_What the task asks_
Copy each line where the word "content" occurs.

_Material supplied_
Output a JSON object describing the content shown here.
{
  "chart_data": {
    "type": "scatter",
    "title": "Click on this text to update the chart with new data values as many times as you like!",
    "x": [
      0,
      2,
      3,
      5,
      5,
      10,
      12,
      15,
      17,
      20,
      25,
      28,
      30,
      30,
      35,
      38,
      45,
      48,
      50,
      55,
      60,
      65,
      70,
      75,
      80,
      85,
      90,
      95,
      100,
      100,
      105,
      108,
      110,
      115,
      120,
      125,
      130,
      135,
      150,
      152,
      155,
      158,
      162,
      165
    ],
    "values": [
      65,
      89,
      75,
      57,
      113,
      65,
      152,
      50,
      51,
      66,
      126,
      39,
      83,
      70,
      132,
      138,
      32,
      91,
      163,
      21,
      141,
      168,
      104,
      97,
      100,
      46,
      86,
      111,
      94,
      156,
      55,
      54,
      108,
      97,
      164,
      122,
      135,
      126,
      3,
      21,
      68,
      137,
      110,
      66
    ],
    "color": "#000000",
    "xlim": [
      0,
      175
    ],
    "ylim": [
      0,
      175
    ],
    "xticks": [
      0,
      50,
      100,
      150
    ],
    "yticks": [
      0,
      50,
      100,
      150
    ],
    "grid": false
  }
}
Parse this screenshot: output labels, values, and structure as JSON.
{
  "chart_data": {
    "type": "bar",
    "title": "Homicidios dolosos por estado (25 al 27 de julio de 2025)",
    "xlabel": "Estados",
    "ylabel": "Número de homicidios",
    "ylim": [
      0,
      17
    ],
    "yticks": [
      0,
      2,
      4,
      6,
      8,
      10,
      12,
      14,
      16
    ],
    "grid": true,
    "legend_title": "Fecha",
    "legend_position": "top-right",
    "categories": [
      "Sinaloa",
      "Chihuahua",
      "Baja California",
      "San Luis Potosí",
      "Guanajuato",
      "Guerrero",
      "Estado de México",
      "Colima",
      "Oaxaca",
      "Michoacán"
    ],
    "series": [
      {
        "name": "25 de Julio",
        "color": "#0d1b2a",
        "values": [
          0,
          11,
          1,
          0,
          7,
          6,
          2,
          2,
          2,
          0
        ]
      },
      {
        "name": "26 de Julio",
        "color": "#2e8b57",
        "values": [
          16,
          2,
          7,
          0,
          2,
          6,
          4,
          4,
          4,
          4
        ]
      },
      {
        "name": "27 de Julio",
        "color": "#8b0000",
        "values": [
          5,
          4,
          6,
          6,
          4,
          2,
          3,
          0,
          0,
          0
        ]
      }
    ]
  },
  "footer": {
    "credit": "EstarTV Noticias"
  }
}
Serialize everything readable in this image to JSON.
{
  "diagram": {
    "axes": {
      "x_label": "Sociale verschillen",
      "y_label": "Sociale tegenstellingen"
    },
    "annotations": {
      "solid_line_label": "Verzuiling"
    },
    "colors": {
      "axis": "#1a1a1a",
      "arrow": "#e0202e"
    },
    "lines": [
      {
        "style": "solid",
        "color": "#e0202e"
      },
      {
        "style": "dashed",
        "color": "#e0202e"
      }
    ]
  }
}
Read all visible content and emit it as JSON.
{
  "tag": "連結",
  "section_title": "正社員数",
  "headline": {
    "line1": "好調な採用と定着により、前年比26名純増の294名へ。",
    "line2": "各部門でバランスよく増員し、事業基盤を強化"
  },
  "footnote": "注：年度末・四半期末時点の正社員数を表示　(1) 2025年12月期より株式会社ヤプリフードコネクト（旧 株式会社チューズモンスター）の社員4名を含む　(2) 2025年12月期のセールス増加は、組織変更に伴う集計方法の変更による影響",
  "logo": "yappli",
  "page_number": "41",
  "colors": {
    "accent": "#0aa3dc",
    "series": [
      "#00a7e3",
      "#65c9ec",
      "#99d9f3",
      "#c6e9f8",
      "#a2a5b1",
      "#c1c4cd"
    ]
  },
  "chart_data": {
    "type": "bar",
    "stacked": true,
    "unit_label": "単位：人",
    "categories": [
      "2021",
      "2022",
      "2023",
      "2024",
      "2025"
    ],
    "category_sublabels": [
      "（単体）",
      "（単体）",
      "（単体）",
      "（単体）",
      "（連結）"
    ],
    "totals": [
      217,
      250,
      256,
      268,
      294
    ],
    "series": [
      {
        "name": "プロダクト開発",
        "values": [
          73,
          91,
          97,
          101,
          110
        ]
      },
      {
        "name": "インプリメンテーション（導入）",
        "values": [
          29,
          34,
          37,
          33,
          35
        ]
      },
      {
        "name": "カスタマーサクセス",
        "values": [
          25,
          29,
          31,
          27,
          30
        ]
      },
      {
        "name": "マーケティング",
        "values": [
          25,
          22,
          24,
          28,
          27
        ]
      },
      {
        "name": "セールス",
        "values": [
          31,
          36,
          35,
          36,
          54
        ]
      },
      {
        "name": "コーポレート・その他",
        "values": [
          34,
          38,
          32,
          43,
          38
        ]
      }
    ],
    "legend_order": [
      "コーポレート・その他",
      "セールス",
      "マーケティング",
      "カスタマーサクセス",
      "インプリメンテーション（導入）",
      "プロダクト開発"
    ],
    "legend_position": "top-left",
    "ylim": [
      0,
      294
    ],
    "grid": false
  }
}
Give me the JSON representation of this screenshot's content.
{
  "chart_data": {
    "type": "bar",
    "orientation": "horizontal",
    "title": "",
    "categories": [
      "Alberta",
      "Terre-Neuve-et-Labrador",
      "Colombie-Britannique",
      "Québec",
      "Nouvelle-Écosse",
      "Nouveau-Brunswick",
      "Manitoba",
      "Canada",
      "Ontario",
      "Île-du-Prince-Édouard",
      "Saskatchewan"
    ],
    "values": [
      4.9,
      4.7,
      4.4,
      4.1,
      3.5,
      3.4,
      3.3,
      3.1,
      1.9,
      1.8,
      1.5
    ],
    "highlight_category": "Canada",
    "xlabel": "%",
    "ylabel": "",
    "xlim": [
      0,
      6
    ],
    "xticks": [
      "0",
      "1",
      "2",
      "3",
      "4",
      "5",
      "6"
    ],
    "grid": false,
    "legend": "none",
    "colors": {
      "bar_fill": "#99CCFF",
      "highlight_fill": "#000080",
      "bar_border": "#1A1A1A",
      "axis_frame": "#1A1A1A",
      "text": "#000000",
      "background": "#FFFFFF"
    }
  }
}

_Result of the exercise_
Output a JSON object describing the content shown here.
Read all visible content and emit it as JSON.
Give me the JSON representation of this screenshot's content.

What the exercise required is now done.